* START SOURCE RECORDS *
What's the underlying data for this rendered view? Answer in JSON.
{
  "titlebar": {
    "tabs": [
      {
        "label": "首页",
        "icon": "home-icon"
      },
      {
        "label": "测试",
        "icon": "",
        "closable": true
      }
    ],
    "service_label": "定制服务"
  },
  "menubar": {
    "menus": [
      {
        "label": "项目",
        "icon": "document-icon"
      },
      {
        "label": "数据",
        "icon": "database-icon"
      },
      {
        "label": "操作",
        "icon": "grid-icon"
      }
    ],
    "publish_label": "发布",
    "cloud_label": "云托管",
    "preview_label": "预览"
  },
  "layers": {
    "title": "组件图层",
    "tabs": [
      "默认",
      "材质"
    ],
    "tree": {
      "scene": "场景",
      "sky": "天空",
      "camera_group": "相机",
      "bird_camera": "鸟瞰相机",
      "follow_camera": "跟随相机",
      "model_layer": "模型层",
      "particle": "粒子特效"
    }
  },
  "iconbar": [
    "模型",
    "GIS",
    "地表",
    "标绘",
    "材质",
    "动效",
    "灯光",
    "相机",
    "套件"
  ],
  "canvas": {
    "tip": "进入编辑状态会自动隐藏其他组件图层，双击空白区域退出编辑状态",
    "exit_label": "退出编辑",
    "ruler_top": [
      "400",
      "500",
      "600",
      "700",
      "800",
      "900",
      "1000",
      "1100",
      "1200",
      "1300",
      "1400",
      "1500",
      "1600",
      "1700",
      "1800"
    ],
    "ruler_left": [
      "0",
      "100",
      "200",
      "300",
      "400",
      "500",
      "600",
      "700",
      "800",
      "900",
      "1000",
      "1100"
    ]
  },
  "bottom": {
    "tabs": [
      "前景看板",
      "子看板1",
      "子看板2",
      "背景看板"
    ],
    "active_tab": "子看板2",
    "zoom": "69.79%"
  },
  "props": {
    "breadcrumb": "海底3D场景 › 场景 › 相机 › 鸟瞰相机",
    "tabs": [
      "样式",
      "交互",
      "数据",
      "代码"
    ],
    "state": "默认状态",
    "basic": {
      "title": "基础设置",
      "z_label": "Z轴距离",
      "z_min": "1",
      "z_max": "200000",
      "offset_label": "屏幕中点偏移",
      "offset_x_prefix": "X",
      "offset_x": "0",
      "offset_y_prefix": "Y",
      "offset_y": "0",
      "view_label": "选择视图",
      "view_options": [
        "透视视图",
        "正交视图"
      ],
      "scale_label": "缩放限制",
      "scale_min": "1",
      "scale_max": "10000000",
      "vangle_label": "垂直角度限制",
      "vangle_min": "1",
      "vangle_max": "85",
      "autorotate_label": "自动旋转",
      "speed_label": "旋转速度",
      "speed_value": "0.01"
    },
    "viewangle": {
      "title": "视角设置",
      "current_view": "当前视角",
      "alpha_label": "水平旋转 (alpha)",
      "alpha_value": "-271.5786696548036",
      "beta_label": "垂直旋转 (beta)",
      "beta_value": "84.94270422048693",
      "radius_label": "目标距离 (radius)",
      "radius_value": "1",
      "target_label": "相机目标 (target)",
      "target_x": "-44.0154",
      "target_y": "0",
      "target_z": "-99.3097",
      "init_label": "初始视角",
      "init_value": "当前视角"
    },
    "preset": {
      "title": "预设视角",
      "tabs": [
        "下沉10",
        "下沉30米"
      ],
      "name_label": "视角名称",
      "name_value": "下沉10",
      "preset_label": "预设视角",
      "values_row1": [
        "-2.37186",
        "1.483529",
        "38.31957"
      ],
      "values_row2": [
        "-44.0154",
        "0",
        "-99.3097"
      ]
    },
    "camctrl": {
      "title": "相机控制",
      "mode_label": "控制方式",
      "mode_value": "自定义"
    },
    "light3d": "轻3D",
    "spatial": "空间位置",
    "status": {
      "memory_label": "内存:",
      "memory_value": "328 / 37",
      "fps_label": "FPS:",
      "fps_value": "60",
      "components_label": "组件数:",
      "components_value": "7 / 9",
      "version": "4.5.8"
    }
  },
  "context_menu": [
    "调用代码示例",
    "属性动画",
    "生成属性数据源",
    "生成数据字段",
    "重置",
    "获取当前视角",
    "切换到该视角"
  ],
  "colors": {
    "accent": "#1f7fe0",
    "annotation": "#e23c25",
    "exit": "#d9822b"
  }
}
* END SOURCE RECORDS *
WHAT YOU NEED TO DO: Transcribe all of the material exactly. Omit nothing.

THE OUTPUT:
What's the underlying data for this rendered view? Answer in JSON.
{
  "titlebar": {
    "tabs": [
      {
        "label": "首页",
        "icon": "home-icon"
      },
      {
        "label": "测试",
        "icon": "",
        "closable": true
      }
    ],
    "service_label": "定制服务"
  },
  "menubar": {
    "menus": [
      {
        "label": "项目",
        "icon": "document-icon"
      },
      {
        "label": "数据",
        "icon": "database-icon"
      },
      {
        "label": "操作",
        "icon": "grid-icon"
      }
    ],
    "publish_label": "发布",
    "cloud_label": "云托管",
    "preview_label": "预览"
  },
  "layers": {
    "title": "组件图层",
    "tabs": [
      "默认",
      "材质"
    ],
    "tree": {
      "scene": "场景",
      "sky": "天空",
      "camera_group": "相机",
      "bird_camera": "鸟瞰相机",
      "follow_camera": "跟随相机",
      "model_layer": "模型层",
      "particle": "粒子特效"
    }
  },
  "iconbar": [
    "模型",
    "GIS",
    "地表",
    "标绘",
    "材质",
    "动效",
    "灯光",
    "相机",
    "套件"
  ],
  "canvas": {
    "tip": "进入编辑状态会自动隐藏其他组件图层，双击空白区域退出编辑状态",
    "exit_label": "退出编辑",
    "ruler_top": [
      "400",
      "500",
      "600",
      "700",
      "800",
      "900",
      "1000",
      "1100",
      "1200",
      "1300",
      "1400",
      "1500",
      "1600",
      "1700",
      "1800"
    ],
    "ruler_left": [
      "0",
      "100",
      "200",
      "300",
      "400",
      "500",
      "600",
      "700",
      "800",
      "900",
      "1000",
      "1100"
    ]
  },
  "bottom": {
    "tabs": [
      "前景看板",
      "子看板1",
      "子看板2",
      "背景看板"
    ],
    "active_tab": "子看板2",
    "zoom": "69.79%"
  },
  "props": {
    "breadcrumb": "海底3D场景 › 场景 › 相机 › 鸟瞰相机",
    "tabs": [
      "样式",
      "交互",
      "数据",
      "代码"
    ],
    "state": "默认状态",
    "basic": {
      "title": "基础设置",
      "z_label": "Z轴距离",
      "z_min": "1",
      "z_max": "200000",
      "offset_label": "屏幕中点偏移",
      "offset_x_prefix": "X",
      "offset_x": "0",
      "offset_y_prefix": "Y",
      "offset_y": "0",
      "view_label": "选择视图",
      "view_options": [
        "透视视图",
        "正交视图"
      ],
      "scale_label": "缩放限制",
      "scale_min": "1",
      "scale_max": "10000000",
      "vangle_label": "垂直角度限制",
      "vangle_min": "1",
      "vangle_max": "85",
      "autorotate_label": "自动旋转",
      "speed_label": "旋转速度",
      "speed_value": "0.01"
    },
    "viewangle": {
      "title": "视角设置",
      "current_view": "当前视角",
      "alpha_label": "水平旋转 (alpha)",
      "alpha_value": "-271.5786696548036",
      "beta_label": "垂直旋转 (beta)",
      "beta_value": "84.94270422048693",
      "radius_label": "目标距离 (radius)",
      "radius_value": "1",
      "target_label": "相机目标 (target)",
      "target_x": "-44.0154",
      "target_y": "0",
      "target_z": "-99.3097",
      "init_label": "初始视角",
      "init_value": "当前视角"
    },
    "preset": {
      "title": "预设视角",
      "tabs": [
        "下沉10",
        "下沉30米"
      ],
      "name_label": "视角名称",
      "name_value": "下沉10",
      "preset_label": "预设视角",
      "values_row1": [
        "-2.37186",
        "1.483529",
        "38.31957"
      ],
      "values_row2": [
        "-44.0154",
        "0",
        "-99.3097"
      ]
    },
    "camctrl": {
      "title": "相机控制",
      "mode_label": "控制方式",
      "mode_value": "自定义"
    },
    "light3d": "轻3D",
    "spatial": "空间位置",
    "status": {
      "memory_label": "内存:",
      "memory_value": "328 / 37",
      "fps_label": "FPS:",
      "fps_value": "60",
      "components_label": "组件数:",
      "components_value": "7 / 9",
      "version": "4.5.8"
    }
  },
  "context_menu": [
    "调用代码示例",
    "属性动画",
    "生成属性数据源",
    "生成数据字段",
    "重置",
    "获取当前视角",
    "切换到该视角"
  ],
  "colors": {
    "accent": "#1f7fe0",
    "annotation": "#e23c25",
    "exit": "#d9822b"
  }
}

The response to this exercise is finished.